Directions> Exactly as written, quote every line that follows, skipping the images.

Entries provided>
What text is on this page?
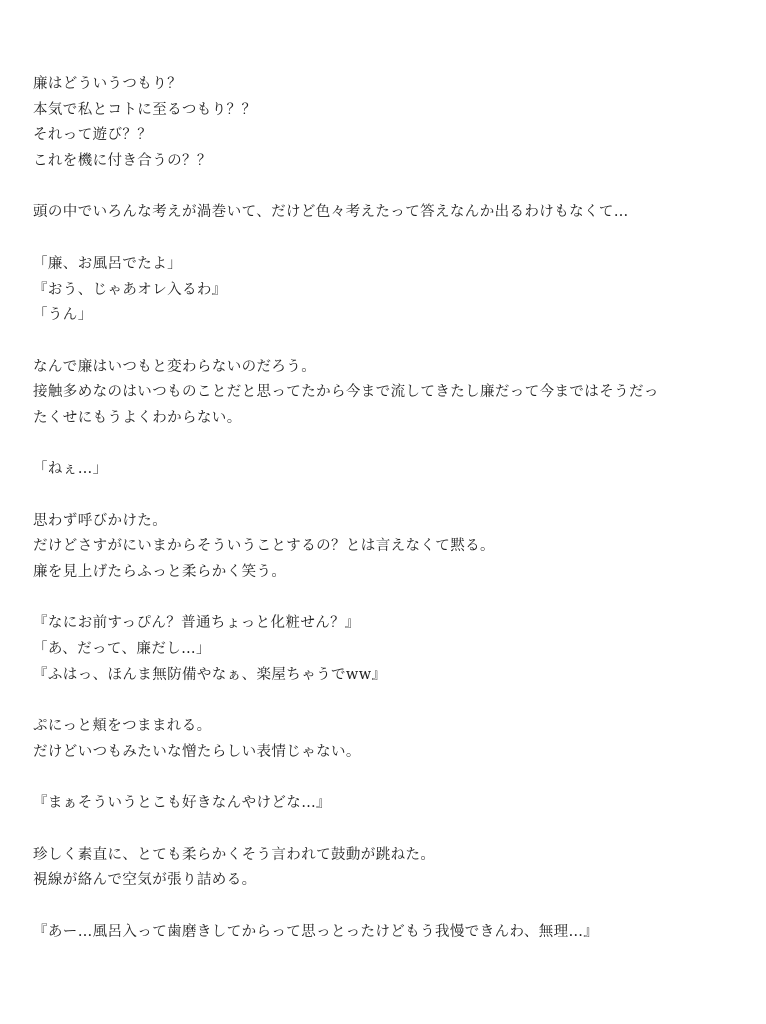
廉はどういうつもり？
本気で私とコトに至るつもり？？
それって遊び？？
これを機に付き合うの？？
頭の中でいろんな考えが渦巻いて、だけど色々考えたって答えなんか出るわけもなくて…
「廉、お風呂でたよ」
『おう、じゃあオレ入るわ』
「うん」
なんで廉はいつもと変わらないのだろう。
接触多めなのはいつものことだと思ってたから今まで流してきたし廉だって今まではそうだっ
たくせにもうよくわからない。
「ねぇ…」
思わず呼びかけた。
だけどさすがにいまからそういうことするの？とは言えなくて黙る。
廉を見上げたらふっと柔らかく笑う。
『なにお前すっぴん？普通ちょっと化粧せん？』
「あ、だって、廉だし…」
『ふはっ、ほんま無防備やなぁ、楽屋ちゃうでww』
ぷにっと頬をつままれる。
だけどいつもみたいな憎たらしい表情じゃない。
『まぁそういうとこも好きなんやけどな…』
珍しく素直に、とても柔らかくそう言われて鼓動が跳ねた。
視線が絡んで空気が張り詰める。
『あー…風呂入って歯磨きしてからって思っとったけどもう我慢できんわ、無理…』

Response for this exercise>
What text is on this page?
廉はどういうつもり？
本気で私とコトに至るつもり？？
それって遊び？？
これを機に付き合うの？？
頭の中でいろんな考えが渦巻いて、だけど色々考えたって答えなんか出るわけもなくて…
「廉、お風呂でたよ」
『おう、じゃあオレ入るわ』
「うん」
なんで廉はいつもと変わらないのだろう。
接触多めなのはいつものことだと思ってたから今まで流してきたし廉だって今まではそうだっ
たくせにもうよくわからない。
「ねぇ…」
思わず呼びかけた。
だけどさすがにいまからそういうことするの？とは言えなくて黙る。
廉を見上げたらふっと柔らかく笑う。
『なにお前すっぴん？普通ちょっと化粧せん？』
「あ、だって、廉だし…」
『ふはっ、ほんま無防備やなぁ、楽屋ちゃうでww』
ぷにっと頬をつままれる。
だけどいつもみたいな憎たらしい表情じゃない。
『まぁそういうとこも好きなんやけどな…』
珍しく素直に、とても柔らかくそう言われて鼓動が跳ねた。
視線が絡んで空気が張り詰める。
『あー…風呂入って歯磨きしてからって思っとったけどもう我慢できんわ、無理…』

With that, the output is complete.